### Short problem 1
In the text on snapshots and continuous data protection, why is CDP viable only on disk and not on tape?
### Short problem 2
List every drawback or limitation of CDP that the text on snapshots and continuous data protection mentions.

### Excerpted text
Differential snapshot technologies are good for roll-backs and file
recovery, but may be dependent on the original copy, so are less useful for
disaster recovery.
Many NAS vendors offer tools which can snapshot data from a NAS
server or application server on one site to a NAS server at a recovery location.
However, in recent years snapshot technology has become less dependent on the
hardware - it used to be mainly an internal function of a disk array or NAS
server, but more and more software now offers snapshot capabilities.
Continuous data protection (CDP)
Sometimes called
real-time data protection, this captures and replicates file-level
changes as they happen, allowing you to wind the clock back on a file or system
to almost any previous point in time. The changes are stored at byte or block
level with metadata that notes which blocks changed and when, so there is often
no need to reconstruct the file for recovery - the CDP system simply gives you
back the version that existed at your chosen time. Any changes made since then
will need to be recovered some other way, for example via journaling within the
application.
CDP is only viable on disk, not tape, because it relies on having
random access to its stored data.
Depending on how the CDP process
functions, one potential drawback is that the more granular you make your CDP
system, the more it impacts performance of the system and application. So
technologies that do not rely solely on snapshot technology offer an advantage.
In addition, it can be necessary to roll forward or backward to find the version
you want. One option here is to use CDP to track and store changes at very
granular level, then convert the backed-up data to point-in-time snapshots for
easier recovery.
Beyond data protection, a well designed CDP solution can bring other
advantages, such as a lower impact on the application and server. It also moves
less data over the network than file-based protection schemes, as it sends only
the changed bytes.
Coherency and recovery
In order to be useful, a backup has to be coherent - a copy of
something that is in the middle of being updated cannot reliably be restored.
With traditional backup methods, applications would be taken offline
for backup, usually overnight, but newer backup methods such as snapshots and
CDP are designed to work at any time.
Snapshots provide a relatively coarse temporal granularity, so are
more likely to produce a complete and coherent backup. However, they will miss
any updates made since the last snapshot. The fine-grained approach of CDP is
less likely to lose data, but it may be harder to bring the system back to a
coherent state.

### Excerpted data
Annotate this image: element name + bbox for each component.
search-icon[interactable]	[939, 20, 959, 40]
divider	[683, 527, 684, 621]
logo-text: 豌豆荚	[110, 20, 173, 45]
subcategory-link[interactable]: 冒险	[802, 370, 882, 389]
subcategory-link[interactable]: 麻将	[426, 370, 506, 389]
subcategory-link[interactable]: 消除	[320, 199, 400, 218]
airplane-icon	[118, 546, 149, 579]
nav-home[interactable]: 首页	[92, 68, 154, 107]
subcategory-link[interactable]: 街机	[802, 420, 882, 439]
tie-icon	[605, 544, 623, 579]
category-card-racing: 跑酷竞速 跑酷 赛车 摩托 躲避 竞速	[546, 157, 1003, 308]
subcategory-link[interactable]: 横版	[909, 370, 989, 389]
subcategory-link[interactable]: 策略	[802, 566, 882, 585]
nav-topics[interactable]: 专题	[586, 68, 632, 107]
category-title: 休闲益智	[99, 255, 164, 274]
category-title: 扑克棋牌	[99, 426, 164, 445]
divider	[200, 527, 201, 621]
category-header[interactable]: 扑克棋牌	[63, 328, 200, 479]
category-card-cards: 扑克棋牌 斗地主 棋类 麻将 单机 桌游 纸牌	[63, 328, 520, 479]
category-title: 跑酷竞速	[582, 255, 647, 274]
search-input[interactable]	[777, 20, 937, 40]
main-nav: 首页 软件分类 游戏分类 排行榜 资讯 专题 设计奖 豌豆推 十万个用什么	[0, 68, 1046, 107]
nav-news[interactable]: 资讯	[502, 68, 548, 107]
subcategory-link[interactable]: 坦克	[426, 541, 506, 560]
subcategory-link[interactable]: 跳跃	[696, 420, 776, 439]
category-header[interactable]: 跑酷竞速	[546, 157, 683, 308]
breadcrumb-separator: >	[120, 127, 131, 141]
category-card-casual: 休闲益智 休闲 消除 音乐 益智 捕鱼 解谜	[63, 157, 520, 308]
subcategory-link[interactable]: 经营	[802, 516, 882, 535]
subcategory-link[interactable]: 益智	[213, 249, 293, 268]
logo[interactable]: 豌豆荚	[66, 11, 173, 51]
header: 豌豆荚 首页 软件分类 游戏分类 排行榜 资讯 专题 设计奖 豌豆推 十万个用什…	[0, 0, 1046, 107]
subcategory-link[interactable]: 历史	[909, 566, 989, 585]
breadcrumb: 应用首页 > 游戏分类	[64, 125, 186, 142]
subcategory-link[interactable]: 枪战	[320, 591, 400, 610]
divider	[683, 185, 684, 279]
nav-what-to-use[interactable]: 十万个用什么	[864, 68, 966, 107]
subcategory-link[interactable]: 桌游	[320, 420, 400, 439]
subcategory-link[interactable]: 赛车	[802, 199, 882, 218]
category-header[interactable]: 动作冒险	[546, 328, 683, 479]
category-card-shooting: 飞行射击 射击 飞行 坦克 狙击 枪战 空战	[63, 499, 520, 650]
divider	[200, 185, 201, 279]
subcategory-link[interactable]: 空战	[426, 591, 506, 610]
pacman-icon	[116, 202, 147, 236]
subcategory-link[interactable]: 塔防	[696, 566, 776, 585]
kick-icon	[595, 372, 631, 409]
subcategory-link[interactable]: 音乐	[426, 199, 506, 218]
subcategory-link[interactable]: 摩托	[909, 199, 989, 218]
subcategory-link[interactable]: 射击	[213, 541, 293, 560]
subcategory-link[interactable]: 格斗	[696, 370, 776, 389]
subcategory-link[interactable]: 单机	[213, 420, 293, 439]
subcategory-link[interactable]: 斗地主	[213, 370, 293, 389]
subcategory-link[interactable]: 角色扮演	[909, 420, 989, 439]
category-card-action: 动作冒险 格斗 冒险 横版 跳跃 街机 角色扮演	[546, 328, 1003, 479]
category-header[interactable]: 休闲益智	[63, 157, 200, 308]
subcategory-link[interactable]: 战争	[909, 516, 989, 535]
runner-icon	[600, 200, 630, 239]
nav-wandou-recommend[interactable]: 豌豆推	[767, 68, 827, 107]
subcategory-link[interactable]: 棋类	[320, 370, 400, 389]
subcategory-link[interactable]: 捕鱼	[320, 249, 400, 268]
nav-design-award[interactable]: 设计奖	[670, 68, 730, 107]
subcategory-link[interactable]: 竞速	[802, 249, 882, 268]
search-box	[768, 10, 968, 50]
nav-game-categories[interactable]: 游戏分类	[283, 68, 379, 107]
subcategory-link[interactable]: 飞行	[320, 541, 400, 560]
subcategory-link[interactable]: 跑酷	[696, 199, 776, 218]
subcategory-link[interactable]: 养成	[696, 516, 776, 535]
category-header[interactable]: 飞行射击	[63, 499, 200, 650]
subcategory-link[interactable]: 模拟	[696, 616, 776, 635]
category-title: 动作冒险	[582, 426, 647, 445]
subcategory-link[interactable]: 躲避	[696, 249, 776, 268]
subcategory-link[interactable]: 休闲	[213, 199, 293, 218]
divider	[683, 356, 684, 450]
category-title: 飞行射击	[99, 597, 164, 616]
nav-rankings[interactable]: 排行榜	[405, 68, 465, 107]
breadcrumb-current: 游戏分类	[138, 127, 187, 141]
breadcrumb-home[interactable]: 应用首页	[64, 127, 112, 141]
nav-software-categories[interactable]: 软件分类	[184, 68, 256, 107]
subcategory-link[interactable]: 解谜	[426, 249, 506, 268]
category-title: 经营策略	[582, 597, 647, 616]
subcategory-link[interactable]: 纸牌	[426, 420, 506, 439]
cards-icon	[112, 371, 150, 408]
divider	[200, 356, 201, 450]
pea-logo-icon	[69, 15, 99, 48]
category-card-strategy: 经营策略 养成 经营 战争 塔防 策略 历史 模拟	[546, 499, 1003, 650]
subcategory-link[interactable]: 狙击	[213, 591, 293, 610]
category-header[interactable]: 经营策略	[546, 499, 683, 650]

### Full solution 1
CDP relies on having random access to its stored data.

### Full solution 2
- Changes made after the chosen point in time must be recovered some other way, such as journaling within the application.
- It is viable only on disk, not tape.
- The more granular the CDP system, the more it impacts the performance of the system and application.
- It can be necessary to roll forward or backward to find the version you want.
- It may be harder to bring the system back to a coherent state.